What the task requires.
Go through the data below line by line and count those containing the word "делают". Reply with the count only.
<<<<
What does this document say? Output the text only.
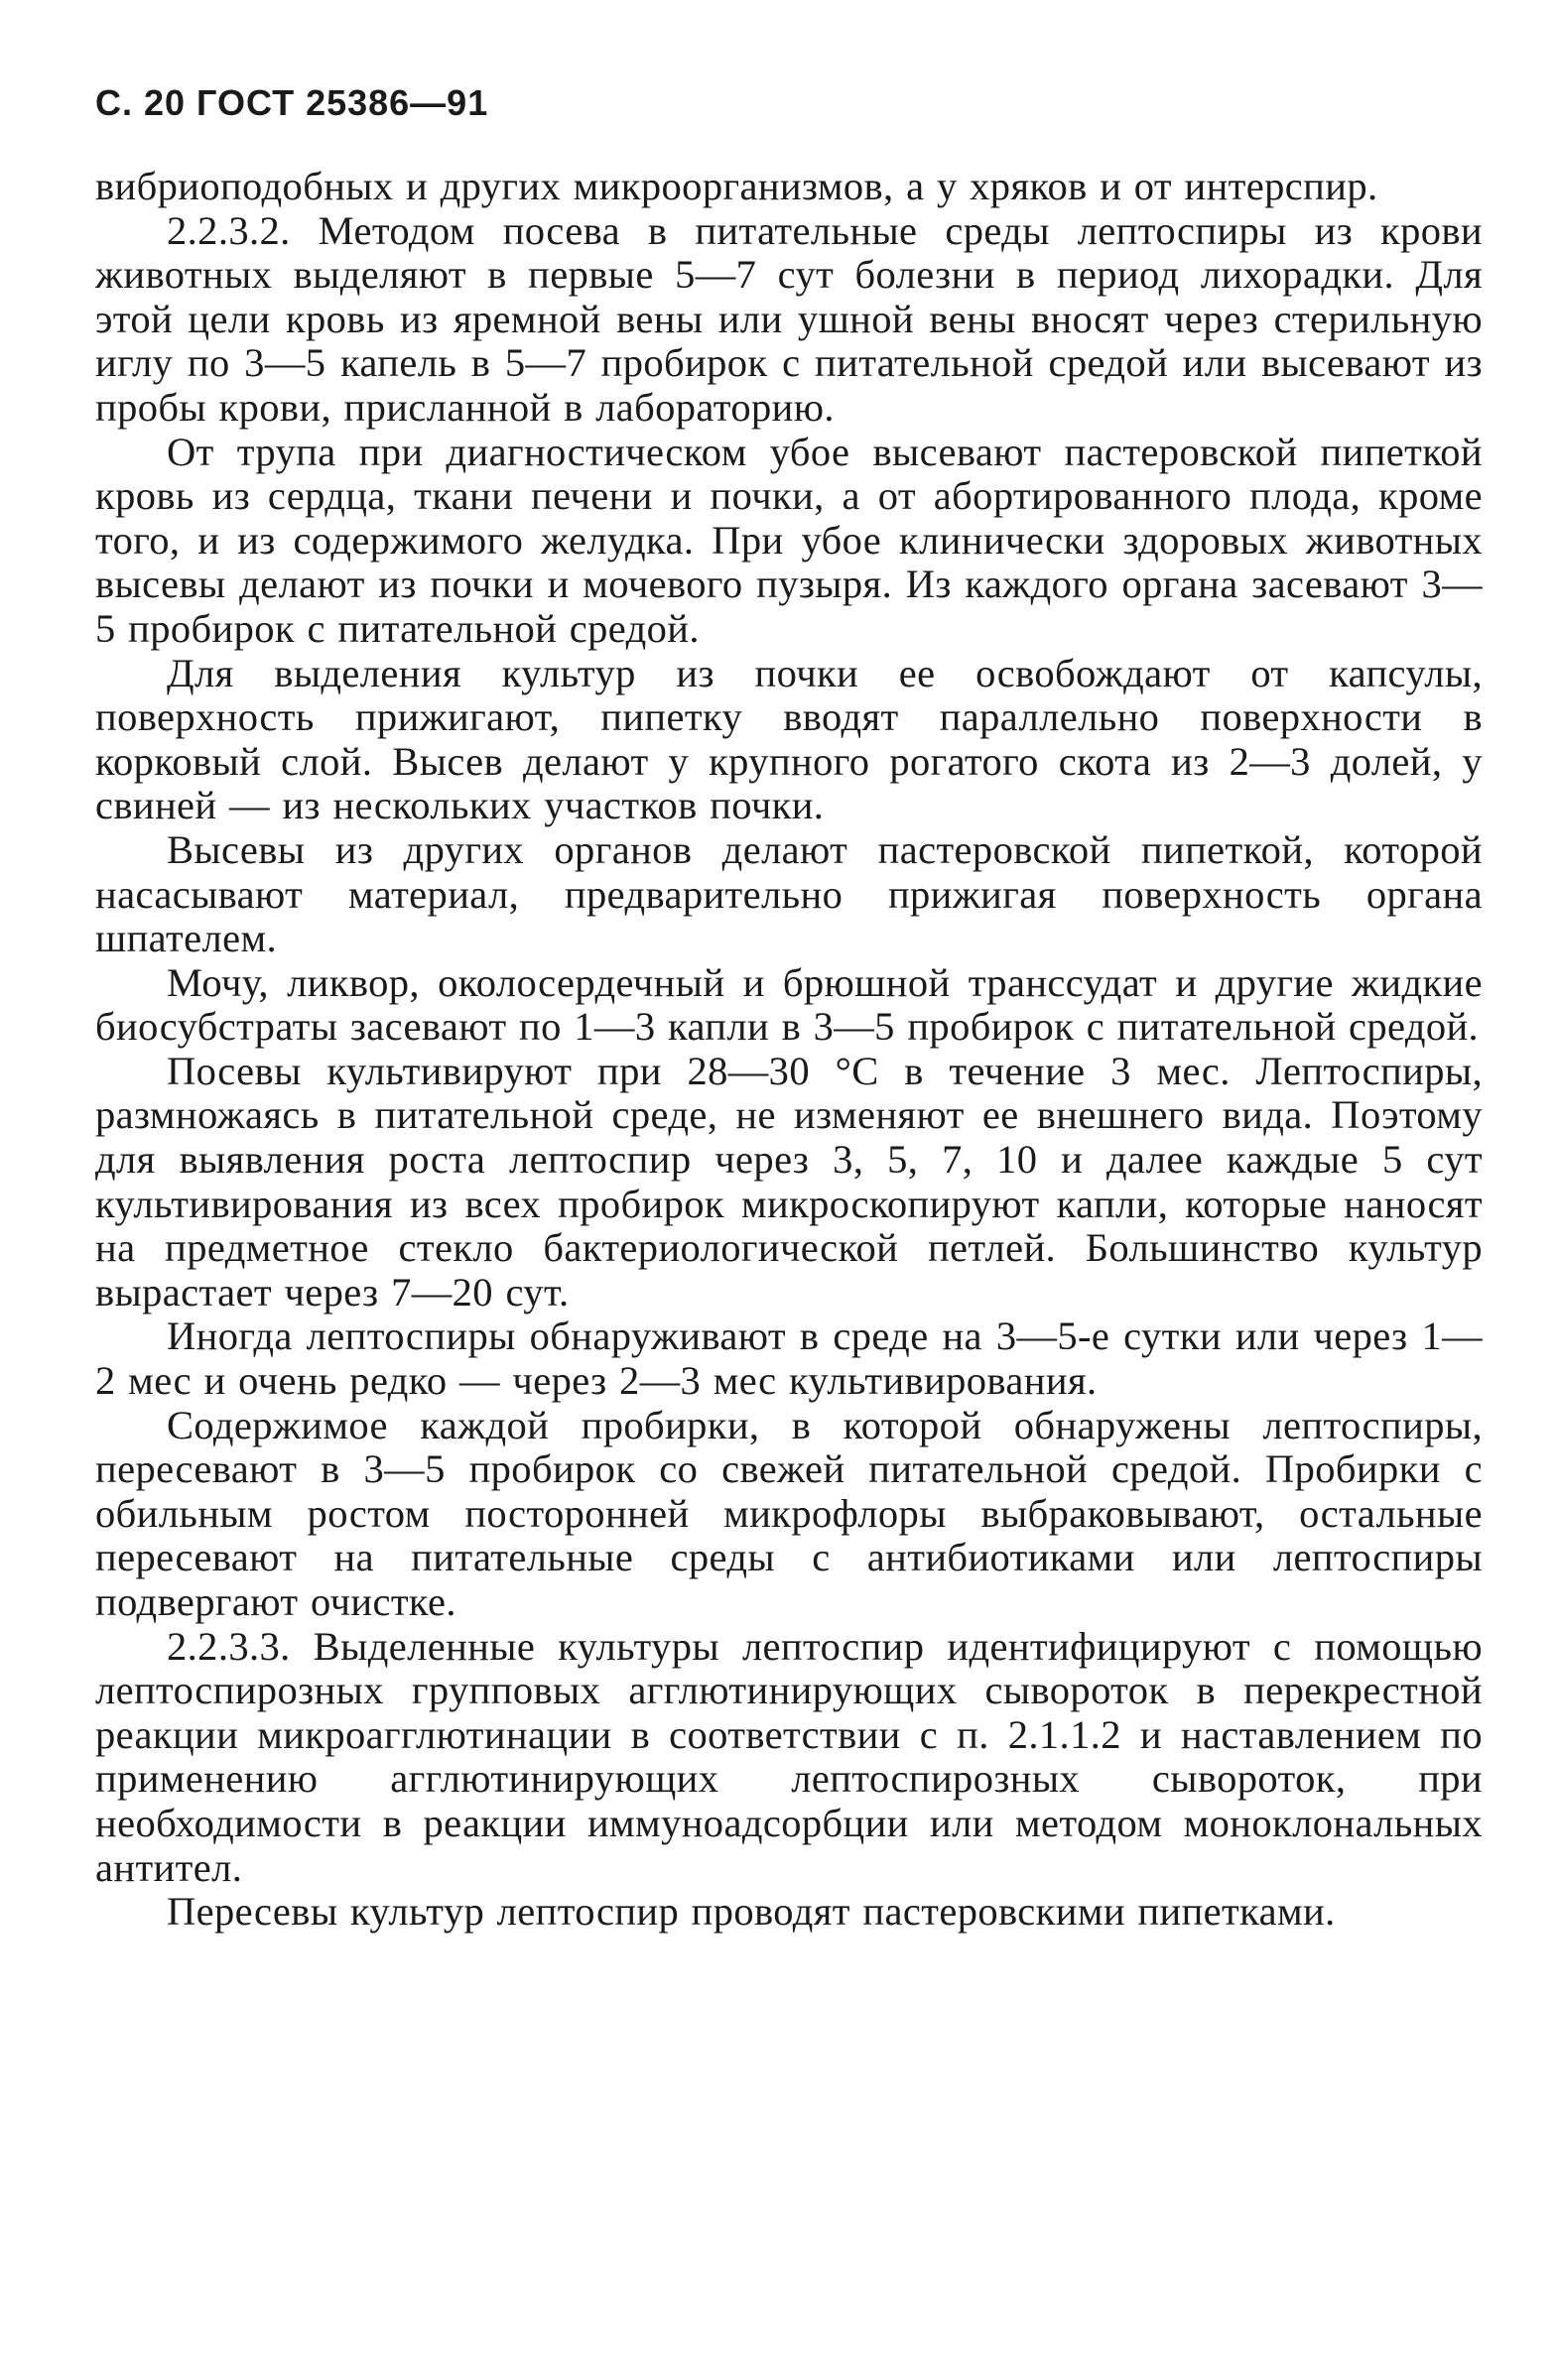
С. 20 ГОСТ 25386—91

вибриоподобных и других микроорганизмов, а у хряков и от интерспир.

2.2.3.2. Методом посева в питательные среды лептоспиры из крови животных выделяют в первые 5—7 сут болезни в период лихорадки. Для этой цели кровь из яремной вены или ушной вены вносят через стерильную иглу по 3—5 капель в 5—7 пробирок с питательной средой или высевают из пробы крови, присланной в лабораторию.

От трупа при диагностическом убое высевают пастеровской пипеткой кровь из сердца, ткани печени и почки, а от абортированного плода, кроме того, и из содержимого желудка. При убое клинически здоровых животных высевы делают из почки и мочевого пузыря. Из каждого органа засевают 3—5 пробирок с питательной средой.

Для выделения культур из почки ее освобождают от капсулы, поверхность прижигают, пипетку вводят параллельно поверхности в корковый слой. Высев делают у крупного рогатого скота из 2—3 долей, у свиней — из нескольких участков почки.

Высевы из других органов делают пастеровской пипеткой, которой насасывают материал, предварительно прижигая поверхность органа шпателем.

Мочу, ликвор, околосердечный и брюшной транссудат и другие жидкие биосубстраты засевают по 1—3 капли в 3—5 пробирок с питательной средой.

Посевы культивируют при 28—30 °С в течение 3 мес. Лептоспиры, размножаясь в питательной среде, не изменяют ее внешнего вида. Поэтому для выявления роста лептоспир через 3, 5, 7, 10 и далее каждые 5 сут культивирования из всех пробирок микроскопируют капли, которые наносят на предметное стекло бактериологической петлей. Большинство культур вырастает через 7—20 сут.

Иногда лептоспиры обнаруживают в среде на 3—5-е сутки или через 1—2 мес и очень редко — через 2—3 мес культивирования.

Содержимое каждой пробирки, в которой обнаружены лептоспиры, пересевают в 3—5 пробирок со свежей питательной средой. Пробирки с обильным ростом посторонней микрофлоры выбраковывают, остальные пересевают на питательные среды с антибиотиками или лептоспиры подвергают очистке.

2.2.3.3. Выделенные культуры лептоспир идентифицируют с помощью лептоспирозных групповых агглютинирующих сывороток в перекрестной реакции микроагглютинации в соответствии с п. 2.1.1.2 и наставлением по применению агглютинирующих лептоспирозных сывороток, при необходимости в реакции иммуноадсорбции или методом моноклональных антител.

Пересевы культур лептоспир проводят пастеровскими пипетками.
>>>>
Reply.
3